• **Exercise task**:
Reproduce every line of the records below, keeping each character and number unchanged.

• **Data rows**:
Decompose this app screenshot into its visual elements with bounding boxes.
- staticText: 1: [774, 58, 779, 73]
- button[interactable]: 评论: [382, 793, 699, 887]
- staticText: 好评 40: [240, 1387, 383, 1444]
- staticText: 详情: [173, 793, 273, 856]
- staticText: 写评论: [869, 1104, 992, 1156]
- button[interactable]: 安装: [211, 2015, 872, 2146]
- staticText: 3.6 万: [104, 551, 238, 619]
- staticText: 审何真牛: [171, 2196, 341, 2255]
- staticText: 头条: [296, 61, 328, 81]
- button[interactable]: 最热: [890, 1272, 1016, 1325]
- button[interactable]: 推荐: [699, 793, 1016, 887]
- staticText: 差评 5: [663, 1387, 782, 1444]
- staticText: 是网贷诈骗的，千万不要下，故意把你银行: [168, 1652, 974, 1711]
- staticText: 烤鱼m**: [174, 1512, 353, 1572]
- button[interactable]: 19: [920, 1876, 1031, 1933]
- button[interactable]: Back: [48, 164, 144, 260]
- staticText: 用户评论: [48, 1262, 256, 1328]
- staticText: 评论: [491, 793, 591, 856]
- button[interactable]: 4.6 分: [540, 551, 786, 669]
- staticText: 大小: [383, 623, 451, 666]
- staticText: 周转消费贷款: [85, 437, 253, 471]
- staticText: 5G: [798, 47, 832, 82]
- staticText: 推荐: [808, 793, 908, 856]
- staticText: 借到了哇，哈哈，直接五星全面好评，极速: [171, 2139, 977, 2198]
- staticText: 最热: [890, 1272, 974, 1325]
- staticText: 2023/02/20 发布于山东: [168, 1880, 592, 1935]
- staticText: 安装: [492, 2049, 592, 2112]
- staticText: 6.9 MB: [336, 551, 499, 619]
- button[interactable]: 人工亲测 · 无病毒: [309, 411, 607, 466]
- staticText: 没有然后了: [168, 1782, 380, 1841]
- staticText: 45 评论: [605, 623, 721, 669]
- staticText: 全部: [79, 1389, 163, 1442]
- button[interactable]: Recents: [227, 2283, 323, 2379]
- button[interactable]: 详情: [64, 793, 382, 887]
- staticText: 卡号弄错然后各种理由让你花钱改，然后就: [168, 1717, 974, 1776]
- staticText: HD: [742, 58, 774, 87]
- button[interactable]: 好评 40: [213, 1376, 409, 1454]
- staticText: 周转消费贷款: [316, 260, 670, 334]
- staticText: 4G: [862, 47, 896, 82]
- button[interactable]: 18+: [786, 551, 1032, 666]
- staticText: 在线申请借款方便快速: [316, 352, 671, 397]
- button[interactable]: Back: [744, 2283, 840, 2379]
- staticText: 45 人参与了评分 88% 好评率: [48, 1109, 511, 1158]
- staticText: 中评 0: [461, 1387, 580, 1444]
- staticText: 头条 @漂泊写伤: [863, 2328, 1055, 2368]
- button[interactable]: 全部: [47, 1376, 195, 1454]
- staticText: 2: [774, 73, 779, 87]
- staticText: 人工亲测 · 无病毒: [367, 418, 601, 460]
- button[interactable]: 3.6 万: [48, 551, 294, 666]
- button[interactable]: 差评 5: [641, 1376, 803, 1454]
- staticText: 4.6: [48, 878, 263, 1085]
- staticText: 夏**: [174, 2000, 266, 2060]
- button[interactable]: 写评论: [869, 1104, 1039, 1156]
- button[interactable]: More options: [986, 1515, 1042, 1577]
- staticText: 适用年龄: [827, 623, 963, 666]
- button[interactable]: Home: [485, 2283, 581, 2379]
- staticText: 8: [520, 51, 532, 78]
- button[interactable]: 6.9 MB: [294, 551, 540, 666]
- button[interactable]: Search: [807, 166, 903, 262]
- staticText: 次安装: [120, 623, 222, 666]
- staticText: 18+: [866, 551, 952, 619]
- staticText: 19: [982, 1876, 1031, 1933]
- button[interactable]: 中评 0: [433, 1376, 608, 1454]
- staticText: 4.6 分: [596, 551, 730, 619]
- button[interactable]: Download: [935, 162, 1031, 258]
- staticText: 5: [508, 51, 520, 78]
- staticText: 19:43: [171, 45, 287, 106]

• **Response**:
Decompose this app screenshot into its visual elements with bounding boxes.
- staticText: 1: [774, 58, 779, 73]
- button[interactable]: 评论: [382, 793, 699, 887]
- staticText: 好评 40: [240, 1387, 383, 1444]
- staticText: 详情: [173, 793, 273, 856]
- staticText: 写评论: [869, 1104, 992, 1156]
- button[interactable]: 安装: [211, 2015, 872, 2146]
- staticText: 3.6 万: [104, 551, 238, 619]
- staticText: 审何真牛: [171, 2196, 341, 2255]
- staticText: 头条: [296, 61, 328, 81]
- button[interactable]: 最热: [890, 1272, 1016, 1325]
- button[interactable]: 推荐: [699, 793, 1016, 887]
- staticText: 差评 5: [663, 1387, 782, 1444]
- staticText: 是网贷诈骗的，千万不要下，故意把你银行: [168, 1652, 974, 1711]
- staticText: 烤鱼m**: [174, 1512, 353, 1572]
- button[interactable]: 19: [920, 1876, 1031, 1933]
- button[interactable]: Back: [48, 164, 144, 260]
- staticText: 用户评论: [48, 1262, 256, 1328]
- staticText: 评论: [491, 793, 591, 856]
- button[interactable]: 4.6 分: [540, 551, 786, 669]
- staticText: 大小: [383, 623, 451, 666]
- staticText: 周转消费贷款: [85, 437, 253, 471]
- staticText: 5G: [798, 47, 832, 82]
- staticText: 推荐: [808, 793, 908, 856]
- staticText: 借到了哇，哈哈，直接五星全面好评，极速: [171, 2139, 977, 2198]
- staticText: 最热: [890, 1272, 974, 1325]
- staticText: 2023/02/20 发布于山东: [168, 1880, 592, 1935]
- staticText: 安装: [492, 2049, 592, 2112]
- staticText: 6.9 MB: [336, 551, 499, 619]
- button[interactable]: 人工亲测 · 无病毒: [309, 411, 607, 466]
- staticText: 没有然后了: [168, 1782, 380, 1841]
- staticText: 45 评论: [605, 623, 721, 669]
- staticText: 全部: [79, 1389, 163, 1442]
- button[interactable]: Recents: [227, 2283, 323, 2379]
- button[interactable]: 详情: [64, 793, 382, 887]
- staticText: 卡号弄错然后各种理由让你花钱改，然后就: [168, 1717, 974, 1776]
- staticText: HD: [742, 58, 774, 87]
- button[interactable]: 好评 40: [213, 1376, 409, 1454]
- staticText: 周转消费贷款: [316, 260, 670, 334]
- staticText: 4G: [862, 47, 896, 82]
- button[interactable]: 18+: [786, 551, 1032, 666]
- staticText: 在线申请借款方便快速: [316, 352, 671, 397]
- button[interactable]: Back: [744, 2283, 840, 2379]
- staticText: 45 人参与了评分 88% 好评率: [48, 1109, 511, 1158]
- staticText: 中评 0: [461, 1387, 580, 1444]
- staticText: 头条 @漂泊写伤: [863, 2328, 1055, 2368]
- button[interactable]: 全部: [47, 1376, 195, 1454]
- staticText: 2: [774, 73, 779, 87]
- staticText: 人工亲测 · 无病毒: [367, 418, 601, 460]
- button[interactable]: 3.6 万: [48, 551, 294, 666]
- button[interactable]: 差评 5: [641, 1376, 803, 1454]
- staticText: 4.6: [48, 878, 263, 1085]
- staticText: 夏**: [174, 2000, 266, 2060]
- button[interactable]: 写评论: [869, 1104, 1039, 1156]
- button[interactable]: More options: [986, 1515, 1042, 1577]
- staticText: 适用年龄: [827, 623, 963, 666]
- button[interactable]: Home: [485, 2283, 581, 2379]
- staticText: 8: [520, 51, 532, 78]
- button[interactable]: 6.9 MB: [294, 551, 540, 666]
- button[interactable]: Search: [807, 166, 903, 262]
- staticText: 次安装: [120, 623, 222, 666]
- staticText: 18+: [866, 551, 952, 619]
- staticText: 19: [982, 1876, 1031, 1933]
- button[interactable]: 中评 0: [433, 1376, 608, 1454]
- staticText: 4.6 分: [596, 551, 730, 619]
- button[interactable]: Download: [935, 162, 1031, 258]
- staticText: 5: [508, 51, 520, 78]
- staticText: 19:43: [171, 45, 287, 106]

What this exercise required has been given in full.